**Task description**
Look for the word "image" in each line and report the count of matching lines, with nothing added.

**Records for this exercise**
-------------------------

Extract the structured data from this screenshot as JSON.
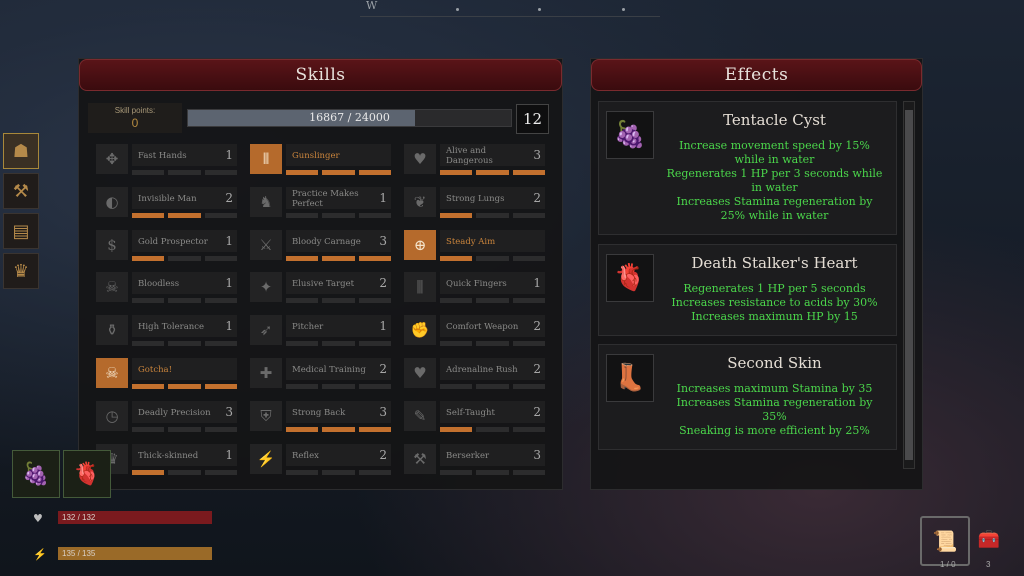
{
  "compass": {
    "heading": "W"
  },
  "skills_panel": {
    "title": "Skills",
    "skill_points_label": "Skill points:",
    "skill_points_value": "0",
    "xp_text": "16867 / 24000",
    "xp_fraction": 0.703,
    "level": "12"
  },
  "skills": [
    {
      "name": "Fast Hands",
      "level": "1",
      "pips": [
        0,
        0,
        0
      ],
      "lit": false,
      "icon": "✥"
    },
    {
      "name": "Gunslinger",
      "level": "",
      "pips": [
        1,
        1,
        1
      ],
      "lit": true,
      "icon": "⦀"
    },
    {
      "name": "Alive and Dangerous",
      "level": "3",
      "pips": [
        1,
        1,
        1
      ],
      "lit": false,
      "icon": "♥"
    },
    {
      "name": "Invisible Man",
      "level": "2",
      "pips": [
        1,
        1,
        0
      ],
      "lit": false,
      "icon": "◐"
    },
    {
      "name": "Practice Makes Perfect",
      "level": "1",
      "pips": [
        0,
        0,
        0
      ],
      "lit": false,
      "icon": "♞"
    },
    {
      "name": "Strong Lungs",
      "level": "2",
      "pips": [
        1,
        0,
        0
      ],
      "lit": false,
      "icon": "❦"
    },
    {
      "name": "Gold Prospector",
      "level": "1",
      "pips": [
        1,
        0,
        0
      ],
      "lit": false,
      "icon": "$"
    },
    {
      "name": "Bloody Carnage",
      "level": "3",
      "pips": [
        1,
        1,
        1
      ],
      "lit": false,
      "icon": "⚔"
    },
    {
      "name": "Steady Aim",
      "level": "",
      "pips": [
        1,
        0,
        0
      ],
      "lit": true,
      "icon": "⊕"
    },
    {
      "name": "Bloodless",
      "level": "1",
      "pips": [
        0,
        0,
        0
      ],
      "lit": false,
      "icon": "☠"
    },
    {
      "name": "Elusive Target",
      "level": "2",
      "pips": [
        0,
        0,
        0
      ],
      "lit": false,
      "icon": "✦"
    },
    {
      "name": "Quick Fingers",
      "level": "1",
      "pips": [
        0,
        0,
        0
      ],
      "lit": false,
      "icon": "⫼"
    },
    {
      "name": "High Tolerance",
      "level": "1",
      "pips": [
        0,
        0,
        0
      ],
      "lit": false,
      "icon": "⚱"
    },
    {
      "name": "Pitcher",
      "level": "1",
      "pips": [
        0,
        0,
        0
      ],
      "lit": false,
      "icon": "➶"
    },
    {
      "name": "Comfort Weapon",
      "level": "2",
      "pips": [
        0,
        0,
        0
      ],
      "lit": false,
      "icon": "✊"
    },
    {
      "name": "Gotcha!",
      "level": "",
      "pips": [
        1,
        1,
        1
      ],
      "lit": true,
      "icon": "☠"
    },
    {
      "name": "Medical Training",
      "level": "2",
      "pips": [
        0,
        0,
        0
      ],
      "lit": false,
      "icon": "✚"
    },
    {
      "name": "Adrenaline Rush",
      "level": "2",
      "pips": [
        0,
        0,
        0
      ],
      "lit": false,
      "icon": "♥"
    },
    {
      "name": "Deadly Precision",
      "level": "3",
      "pips": [
        0,
        0,
        0
      ],
      "lit": false,
      "icon": "◷"
    },
    {
      "name": "Strong Back",
      "level": "3",
      "pips": [
        1,
        1,
        1
      ],
      "lit": false,
      "icon": "⛨"
    },
    {
      "name": "Self-Taught",
      "level": "2",
      "pips": [
        1,
        0,
        0
      ],
      "lit": false,
      "icon": "✎"
    },
    {
      "name": "Thick-skinned",
      "level": "1",
      "pips": [
        1,
        0,
        0
      ],
      "lit": false,
      "icon": "♛"
    },
    {
      "name": "Reflex",
      "level": "2",
      "pips": [
        0,
        0,
        0
      ],
      "lit": false,
      "icon": "⚡"
    },
    {
      "name": "Berserker",
      "level": "3",
      "pips": [
        0,
        0,
        0
      ],
      "lit": false,
      "icon": "⚒"
    }
  ],
  "effects_panel": {
    "title": "Effects",
    "items": [
      {
        "title": "Tentacle Cyst",
        "icon": "🍇",
        "lines": [
          "Increase movement speed by 15%",
          "while in water",
          "Regenerates 1 HP per 3 seconds while",
          "in water",
          "Increases Stamina regeneration by",
          "25% while in water"
        ]
      },
      {
        "title": "Death Stalker's Heart",
        "icon": "🫀",
        "lines": [
          "Regenerates 1 HP per 5 seconds",
          "Increases resistance to acids by 30%",
          "Increases maximum HP by 15"
        ]
      },
      {
        "title": "Second Skin",
        "icon": "👢",
        "lines": [
          "Increases maximum Stamina by 35",
          "Increases Stamina regeneration by",
          "35%",
          "Sneaking is more efficient by 25%"
        ]
      }
    ]
  },
  "hud": {
    "health_text": "132 / 132",
    "health_color": "#7a1a1e",
    "stamina_text": "135 / 135",
    "stamina_color": "#9a6a28",
    "slot_counts": [
      "1 / 0",
      "3"
    ]
  }
}
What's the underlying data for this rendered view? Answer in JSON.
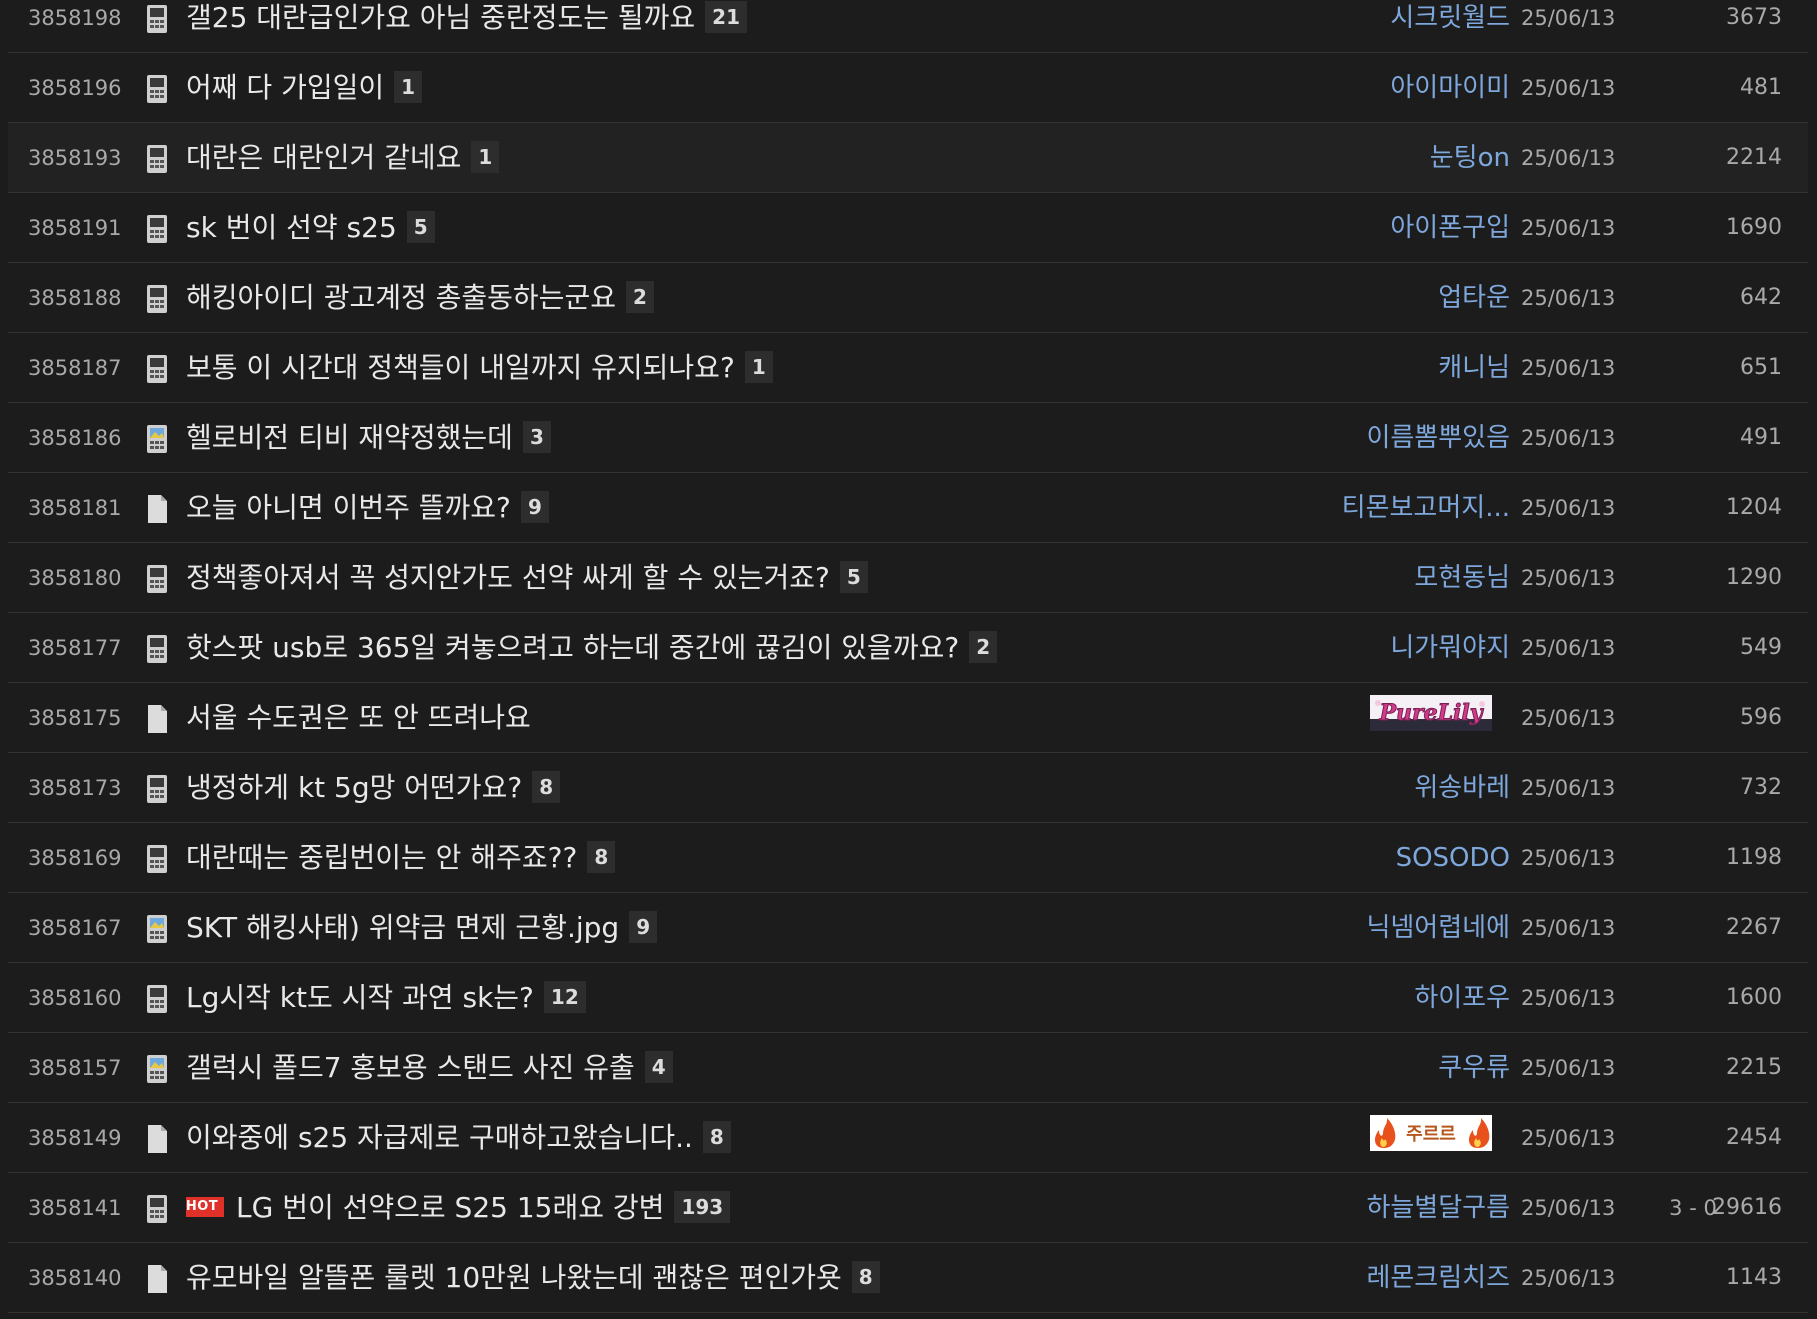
{
  "colors": {
    "background": "#1c1c1c",
    "author": "#7ea7dc",
    "hot_badge": "#e0302a",
    "comment_badge": "#2d2d2d"
  },
  "posts": [
    {
      "no": "3858198",
      "icon": "mobile-icon",
      "title": "갤25 대란급인가요 아님 중란정도는 될까요",
      "comments": "21",
      "author": "시크릿월드",
      "date": "25/06/13",
      "recommend": "",
      "views": "3673"
    },
    {
      "no": "3858196",
      "icon": "mobile-icon",
      "title": "어째 다 가입일이",
      "comments": "1",
      "author": "아이마이미",
      "date": "25/06/13",
      "recommend": "",
      "views": "481"
    },
    {
      "no": "3858193",
      "icon": "mobile-icon",
      "title": "대란은 대란인거 같네요",
      "comments": "1",
      "author": "눈팅on",
      "date": "25/06/13",
      "recommend": "",
      "views": "2214"
    },
    {
      "no": "3858191",
      "icon": "mobile-icon",
      "title": "sk 번이 선약 s25",
      "comments": "5",
      "author": "아이폰구입",
      "date": "25/06/13",
      "recommend": "",
      "views": "1690"
    },
    {
      "no": "3858188",
      "icon": "mobile-icon",
      "title": "해킹아이디 광고계정 총출동하는군요",
      "comments": "2",
      "author": "업타운",
      "date": "25/06/13",
      "recommend": "",
      "views": "642"
    },
    {
      "no": "3858187",
      "icon": "mobile-icon",
      "title": "보통 이 시간대 정책들이 내일까지 유지되나요?",
      "comments": "1",
      "author": "캐니님",
      "date": "25/06/13",
      "recommend": "",
      "views": "651"
    },
    {
      "no": "3858186",
      "icon": "mobile-photo-icon",
      "title": "헬로비전 티비 재약정했는데",
      "comments": "3",
      "author": "이름뽐뿌있음",
      "date": "25/06/13",
      "recommend": "",
      "views": "491"
    },
    {
      "no": "3858181",
      "icon": "document-icon",
      "title": "오늘 아니면 이번주 뜰까요?",
      "comments": "9",
      "author": "티몬보고머지...",
      "date": "25/06/13",
      "recommend": "",
      "views": "1204"
    },
    {
      "no": "3858180",
      "icon": "mobile-icon",
      "title": "정책좋아져서 꼭 성지안가도 선약 싸게 할 수 있는거죠?",
      "comments": "5",
      "author": "모현동님",
      "date": "25/06/13",
      "recommend": "",
      "views": "1290"
    },
    {
      "no": "3858177",
      "icon": "mobile-icon",
      "title": "핫스팟 usb로 365일 켜놓으려고 하는데 중간에 끊김이 있을까요?",
      "comments": "2",
      "author": "니가뭐야지",
      "date": "25/06/13",
      "recommend": "",
      "views": "549"
    },
    {
      "no": "3858175",
      "icon": "document-icon",
      "title": "서울 수도권은 또 안 뜨려나요",
      "comments": "",
      "author": "PureLily",
      "author_type": "image-purelily",
      "date": "25/06/13",
      "recommend": "",
      "views": "596"
    },
    {
      "no": "3858173",
      "icon": "mobile-icon",
      "title": "냉정하게 kt 5g망 어떤가요?",
      "comments": "8",
      "author": "위송바레",
      "date": "25/06/13",
      "recommend": "",
      "views": "732"
    },
    {
      "no": "3858169",
      "icon": "mobile-icon",
      "title": "대란때는 중립번이는 안 해주죠??",
      "comments": "8",
      "author": "SOSODO",
      "date": "25/06/13",
      "recommend": "",
      "views": "1198"
    },
    {
      "no": "3858167",
      "icon": "mobile-photo-icon",
      "title": "SKT 해킹사태) 위약금 면제 근황.jpg",
      "comments": "9",
      "author": "닉넴어렵네에",
      "date": "25/06/13",
      "recommend": "",
      "views": "2267"
    },
    {
      "no": "3858160",
      "icon": "mobile-icon",
      "title": "Lg시작 kt도 시작 과연 sk는?",
      "comments": "12",
      "author": "하이포우",
      "date": "25/06/13",
      "recommend": "",
      "views": "1600"
    },
    {
      "no": "3858157",
      "icon": "mobile-photo-icon",
      "title": "갤럭시 폴드7 홍보용 스탠드 사진 유출",
      "comments": "4",
      "author": "쿠우류",
      "date": "25/06/13",
      "recommend": "",
      "views": "2215"
    },
    {
      "no": "3858149",
      "icon": "document-icon",
      "title": "이와중에 s25 자급제로 구매하고왔습니다..",
      "comments": "8",
      "author": "주르르",
      "author_type": "image-fire",
      "date": "25/06/13",
      "recommend": "",
      "views": "2454"
    },
    {
      "no": "3858141",
      "icon": "mobile-icon",
      "hot": "HOT",
      "title": "LG 번이 선약으로 S25 15래요 강변",
      "comments": "193",
      "author": "하늘별달구름",
      "date": "25/06/13",
      "recommend": "3 - 0",
      "views": "29616"
    },
    {
      "no": "3858140",
      "icon": "document-icon",
      "title": "유모바일 알뜰폰 룰렛 10만원 나왔는데 괜찮은 편인가욧",
      "comments": "8",
      "author": "레몬크림치즈",
      "date": "25/06/13",
      "recommend": "",
      "views": "1143"
    }
  ]
}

-------------------------

**Completed exercise**
2